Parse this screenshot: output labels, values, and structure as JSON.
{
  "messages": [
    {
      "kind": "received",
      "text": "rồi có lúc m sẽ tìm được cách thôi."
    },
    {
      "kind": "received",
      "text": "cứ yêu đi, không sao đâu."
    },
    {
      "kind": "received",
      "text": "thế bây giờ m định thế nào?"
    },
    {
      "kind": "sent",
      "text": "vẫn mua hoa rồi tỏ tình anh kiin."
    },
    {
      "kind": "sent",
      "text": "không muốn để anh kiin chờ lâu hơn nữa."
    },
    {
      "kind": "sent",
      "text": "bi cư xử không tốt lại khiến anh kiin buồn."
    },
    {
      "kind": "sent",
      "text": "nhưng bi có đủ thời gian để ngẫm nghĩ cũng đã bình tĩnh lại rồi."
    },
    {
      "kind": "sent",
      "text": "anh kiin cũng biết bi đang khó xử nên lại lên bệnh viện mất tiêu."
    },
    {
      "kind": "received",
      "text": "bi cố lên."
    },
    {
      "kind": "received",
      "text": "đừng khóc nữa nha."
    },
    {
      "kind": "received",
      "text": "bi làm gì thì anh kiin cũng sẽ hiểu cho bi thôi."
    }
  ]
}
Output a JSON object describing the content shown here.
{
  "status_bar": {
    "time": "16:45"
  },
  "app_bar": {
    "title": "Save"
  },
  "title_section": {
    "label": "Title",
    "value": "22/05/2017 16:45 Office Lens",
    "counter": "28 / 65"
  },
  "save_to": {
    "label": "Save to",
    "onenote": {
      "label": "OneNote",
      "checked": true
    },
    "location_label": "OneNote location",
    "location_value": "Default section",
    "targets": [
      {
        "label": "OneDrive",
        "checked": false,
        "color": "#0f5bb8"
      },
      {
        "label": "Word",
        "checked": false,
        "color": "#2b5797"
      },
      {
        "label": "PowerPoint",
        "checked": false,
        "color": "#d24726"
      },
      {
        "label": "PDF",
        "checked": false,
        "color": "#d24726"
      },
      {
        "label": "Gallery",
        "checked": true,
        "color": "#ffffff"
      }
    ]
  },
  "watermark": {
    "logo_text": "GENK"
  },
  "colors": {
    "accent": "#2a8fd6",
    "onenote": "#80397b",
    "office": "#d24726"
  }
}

> TASK INSTRUCTIONS: Restate the data above word for word, please.

> SOLUTION BELOW:
Parse this screenshot: output labels, values, and structure as JSON.
{
  "messages": [
    {
      "kind": "received",
      "text": "rồi có lúc m sẽ tìm được cách thôi."
    },
    {
      "kind": "received",
      "text": "cứ yêu đi, không sao đâu."
    },
    {
      "kind": "received",
      "text": "thế bây giờ m định thế nào?"
    },
    {
      "kind": "sent",
      "text": "vẫn mua hoa rồi tỏ tình anh kiin."
    },
    {
      "kind": "sent",
      "text": "không muốn để anh kiin chờ lâu hơn nữa."
    },
    {
      "kind": "sent",
      "text": "bi cư xử không tốt lại khiến anh kiin buồn."
    },
    {
      "kind": "sent",
      "text": "nhưng bi có đủ thời gian để ngẫm nghĩ cũng đã bình tĩnh lại rồi."
    },
    {
      "kind": "sent",
      "text": "anh kiin cũng biết bi đang khó xử nên lại lên bệnh viện mất tiêu."
    },
    {
      "kind": "received",
      "text": "bi cố lên."
    },
    {
      "kind": "received",
      "text": "đừng khóc nữa nha."
    },
    {
      "kind": "received",
      "text": "bi làm gì thì anh kiin cũng sẽ hiểu cho bi thôi."
    }
  ]
}
Output a JSON object describing the content shown here.
{
  "status_bar": {
    "time": "16:45"
  },
  "app_bar": {
    "title": "Save"
  },
  "title_section": {
    "label": "Title",
    "value": "22/05/2017 16:45 Office Lens",
    "counter": "28 / 65"
  },
  "save_to": {
    "label": "Save to",
    "onenote": {
      "label": "OneNote",
      "checked": true
    },
    "location_label": "OneNote location",
    "location_value": "Default section",
    "targets": [
      {
        "label": "OneDrive",
        "checked": false,
        "color": "#0f5bb8"
      },
      {
        "label": "Word",
        "checked": false,
        "color": "#2b5797"
      },
      {
        "label": "PowerPoint",
        "checked": false,
        "color": "#d24726"
      },
      {
        "label": "PDF",
        "checked": false,
        "color": "#d24726"
      },
      {
        "label": "Gallery",
        "checked": true,
        "color": "#ffffff"
      }
    ]
  },
  "watermark": {
    "logo_text": "GENK"
  },
  "colors": {
    "accent": "#2a8fd6",
    "onenote": "#80397b",
    "office": "#d24726"
  }
}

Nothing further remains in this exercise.